[Available data]:
++++++++++

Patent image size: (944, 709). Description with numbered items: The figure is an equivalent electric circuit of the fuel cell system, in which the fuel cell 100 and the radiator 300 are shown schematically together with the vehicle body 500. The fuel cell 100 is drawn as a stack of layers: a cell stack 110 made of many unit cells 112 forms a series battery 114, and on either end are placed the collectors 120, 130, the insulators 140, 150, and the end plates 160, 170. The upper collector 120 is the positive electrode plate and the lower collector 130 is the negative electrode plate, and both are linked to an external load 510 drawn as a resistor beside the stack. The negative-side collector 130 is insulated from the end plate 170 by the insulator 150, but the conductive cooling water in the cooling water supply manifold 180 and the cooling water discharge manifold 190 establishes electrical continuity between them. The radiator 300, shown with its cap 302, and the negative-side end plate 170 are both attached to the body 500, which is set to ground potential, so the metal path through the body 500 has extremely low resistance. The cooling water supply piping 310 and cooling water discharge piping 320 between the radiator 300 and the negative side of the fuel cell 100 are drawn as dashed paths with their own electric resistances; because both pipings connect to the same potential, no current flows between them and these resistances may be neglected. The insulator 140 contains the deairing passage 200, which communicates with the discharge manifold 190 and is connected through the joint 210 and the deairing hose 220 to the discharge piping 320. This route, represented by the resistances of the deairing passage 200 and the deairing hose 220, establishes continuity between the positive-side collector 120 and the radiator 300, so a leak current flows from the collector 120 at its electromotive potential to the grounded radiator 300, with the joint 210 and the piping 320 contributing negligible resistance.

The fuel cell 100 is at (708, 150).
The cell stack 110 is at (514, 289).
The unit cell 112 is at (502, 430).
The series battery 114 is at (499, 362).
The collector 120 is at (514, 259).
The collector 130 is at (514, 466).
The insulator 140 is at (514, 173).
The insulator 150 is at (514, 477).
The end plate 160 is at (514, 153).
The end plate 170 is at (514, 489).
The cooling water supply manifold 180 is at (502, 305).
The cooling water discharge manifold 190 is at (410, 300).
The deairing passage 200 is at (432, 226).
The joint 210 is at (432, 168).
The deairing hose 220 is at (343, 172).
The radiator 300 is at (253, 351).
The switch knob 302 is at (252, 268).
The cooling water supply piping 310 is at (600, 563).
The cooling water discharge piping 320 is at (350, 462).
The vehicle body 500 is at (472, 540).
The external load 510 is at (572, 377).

++++++++++

[Instructions for the task]: Without leaving anything out, output all of the data above exactly.

[Response to the task]:
Patent image size: (944, 709). Description with numbered items: The figure is an equivalent electric circuit of the fuel cell system, in which the fuel cell 100 and the radiator 300 are shown schematically together with the vehicle body 500. The fuel cell 100 is drawn as a stack of layers: a cell stack 110 made of many unit cells 112 forms a series battery 114, and on either end are placed the collectors 120, 130, the insulators 140, 150, and the end plates 160, 170. The upper collector 120 is the positive electrode plate and the lower collector 130 is the negative electrode plate, and both are linked to an external load 510 drawn as a resistor beside the stack. The negative-side collector 130 is insulated from the end plate 170 by the insulator 150, but the conductive cooling water in the cooling water supply manifold 180 and the cooling water discharge manifold 190 establishes electrical continuity between them. The radiator 300, shown with its cap 302, and the negative-side end plate 170 are both attached to the body 500, which is set to ground potential, so the metal path through the body 500 has extremely low resistance. The cooling water supply piping 310 and cooling water discharge piping 320 between the radiator 300 and the negative side of the fuel cell 100 are drawn as dashed paths with their own electric resistances; because both pipings connect to the same potential, no current flows between them and these resistances may be neglected. The insulator 140 contains the deairing passage 200, which communicates with the discharge manifold 190 and is connected through the joint 210 and the deairing hose 220 to the discharge piping 320. This route, represented by the resistances of the deairing passage 200 and the deairing hose 220, establishes continuity between the positive-side collector 120 and the radiator 300, so a leak current flows from the collector 120 at its electromotive potential to the grounded radiator 300, with the joint 210 and the piping 320 contributing negligible resistance.

The fuel cell 100 is at (708, 150).
The cell stack 110 is at (514, 289).
The unit cell 112 is at (502, 430).
The series battery 114 is at (499, 362).
The collector 120 is at (514, 259).
The collector 130 is at (514, 466).
The insulator 140 is at (514, 173).
The insulator 150 is at (514, 477).
The end plate 160 is at (514, 153).
The end plate 170 is at (514, 489).
The cooling water supply manifold 180 is at (502, 305).
The cooling water discharge manifold 190 is at (410, 300).
The deairing passage 200 is at (432, 226).
The joint 210 is at (432, 168).
The deairing hose 220 is at (343, 172).
The radiator 300 is at (253, 351).
The switch knob 302 is at (252, 268).
The cooling water supply piping 310 is at (600, 563).
The cooling water discharge piping 320 is at (350, 462).
The vehicle body 500 is at (472, 540).
The external load 510 is at (572, 377).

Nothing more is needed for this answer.